Please find each line in the items below that contains the word "select", and copy those lines out.

[BEGIN DATA EXTRACT]

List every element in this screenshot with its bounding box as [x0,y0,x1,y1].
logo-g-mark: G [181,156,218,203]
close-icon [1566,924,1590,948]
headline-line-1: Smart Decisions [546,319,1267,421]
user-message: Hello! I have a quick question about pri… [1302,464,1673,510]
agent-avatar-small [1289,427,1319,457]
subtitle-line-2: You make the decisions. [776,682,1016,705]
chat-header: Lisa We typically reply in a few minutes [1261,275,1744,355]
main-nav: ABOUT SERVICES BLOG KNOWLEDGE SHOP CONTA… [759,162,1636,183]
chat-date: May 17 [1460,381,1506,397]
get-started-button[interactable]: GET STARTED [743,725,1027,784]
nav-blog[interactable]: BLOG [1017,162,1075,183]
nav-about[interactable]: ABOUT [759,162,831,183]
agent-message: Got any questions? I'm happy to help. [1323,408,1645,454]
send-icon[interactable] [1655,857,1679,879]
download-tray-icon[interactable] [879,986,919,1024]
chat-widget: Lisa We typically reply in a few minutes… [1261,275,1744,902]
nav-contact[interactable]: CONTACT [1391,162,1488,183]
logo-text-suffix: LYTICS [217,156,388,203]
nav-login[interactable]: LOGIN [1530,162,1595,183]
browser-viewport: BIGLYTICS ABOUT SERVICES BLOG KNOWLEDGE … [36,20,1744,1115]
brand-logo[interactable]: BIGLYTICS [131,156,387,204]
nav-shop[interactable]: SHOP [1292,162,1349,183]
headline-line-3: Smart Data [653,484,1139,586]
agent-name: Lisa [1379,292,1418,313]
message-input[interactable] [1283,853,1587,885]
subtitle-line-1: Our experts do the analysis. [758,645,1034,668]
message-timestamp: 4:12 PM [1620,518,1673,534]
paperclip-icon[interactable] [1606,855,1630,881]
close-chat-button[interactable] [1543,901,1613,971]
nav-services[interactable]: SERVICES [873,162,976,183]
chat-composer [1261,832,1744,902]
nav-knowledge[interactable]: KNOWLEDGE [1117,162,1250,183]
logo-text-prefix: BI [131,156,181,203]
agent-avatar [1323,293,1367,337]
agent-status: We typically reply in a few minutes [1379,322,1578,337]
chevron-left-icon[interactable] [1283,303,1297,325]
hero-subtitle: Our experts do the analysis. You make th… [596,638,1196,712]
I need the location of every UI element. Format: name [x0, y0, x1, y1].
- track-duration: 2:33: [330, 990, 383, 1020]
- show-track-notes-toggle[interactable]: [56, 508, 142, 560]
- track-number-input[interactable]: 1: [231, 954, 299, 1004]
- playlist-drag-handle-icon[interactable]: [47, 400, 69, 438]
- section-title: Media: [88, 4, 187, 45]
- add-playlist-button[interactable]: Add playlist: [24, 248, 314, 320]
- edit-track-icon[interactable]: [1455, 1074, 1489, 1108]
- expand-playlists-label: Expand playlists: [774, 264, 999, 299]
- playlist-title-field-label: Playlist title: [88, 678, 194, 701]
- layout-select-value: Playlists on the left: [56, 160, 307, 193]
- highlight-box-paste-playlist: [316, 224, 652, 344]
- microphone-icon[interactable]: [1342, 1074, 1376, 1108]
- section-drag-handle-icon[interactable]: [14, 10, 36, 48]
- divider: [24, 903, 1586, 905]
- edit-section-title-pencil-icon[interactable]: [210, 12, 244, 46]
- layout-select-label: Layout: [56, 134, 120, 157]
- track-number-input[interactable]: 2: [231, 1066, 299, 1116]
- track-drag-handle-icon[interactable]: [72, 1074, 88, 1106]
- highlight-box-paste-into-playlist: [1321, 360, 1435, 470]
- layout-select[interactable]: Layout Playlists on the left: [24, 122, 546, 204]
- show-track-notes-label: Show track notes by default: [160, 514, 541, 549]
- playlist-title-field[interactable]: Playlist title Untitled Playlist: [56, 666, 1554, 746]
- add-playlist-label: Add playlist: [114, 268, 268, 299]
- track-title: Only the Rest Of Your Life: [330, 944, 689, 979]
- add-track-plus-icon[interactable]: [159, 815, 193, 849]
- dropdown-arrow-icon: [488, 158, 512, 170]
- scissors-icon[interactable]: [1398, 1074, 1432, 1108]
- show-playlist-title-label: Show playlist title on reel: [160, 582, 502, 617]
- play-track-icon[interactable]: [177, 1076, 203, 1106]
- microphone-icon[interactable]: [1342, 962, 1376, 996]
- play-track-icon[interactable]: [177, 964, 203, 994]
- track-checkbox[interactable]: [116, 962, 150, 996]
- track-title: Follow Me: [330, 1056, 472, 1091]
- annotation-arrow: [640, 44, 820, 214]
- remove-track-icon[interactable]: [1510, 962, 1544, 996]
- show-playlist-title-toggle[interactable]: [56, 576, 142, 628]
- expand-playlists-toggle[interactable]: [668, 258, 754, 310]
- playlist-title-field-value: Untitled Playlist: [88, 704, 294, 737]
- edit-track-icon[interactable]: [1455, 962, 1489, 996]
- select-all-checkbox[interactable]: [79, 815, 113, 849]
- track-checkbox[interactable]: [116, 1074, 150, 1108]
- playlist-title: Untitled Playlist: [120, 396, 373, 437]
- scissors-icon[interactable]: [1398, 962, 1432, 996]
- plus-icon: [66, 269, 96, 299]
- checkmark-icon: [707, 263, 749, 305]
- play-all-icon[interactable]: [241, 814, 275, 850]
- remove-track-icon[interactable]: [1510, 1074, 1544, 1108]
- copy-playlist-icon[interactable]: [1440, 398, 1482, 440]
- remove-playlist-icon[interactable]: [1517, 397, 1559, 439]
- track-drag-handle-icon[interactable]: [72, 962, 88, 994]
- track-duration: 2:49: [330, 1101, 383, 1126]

[END DATA EXTRACT]

SOLVED PROBLEM —
- layout-select-value: Playlists on the left: [56, 160, 307, 193]
- layout-select-label: Layout: [56, 134, 120, 157]
- layout-select[interactable]: Layout Playlists on the left: [24, 122, 546, 204]
- select-all-checkbox[interactable]: [79, 815, 113, 849]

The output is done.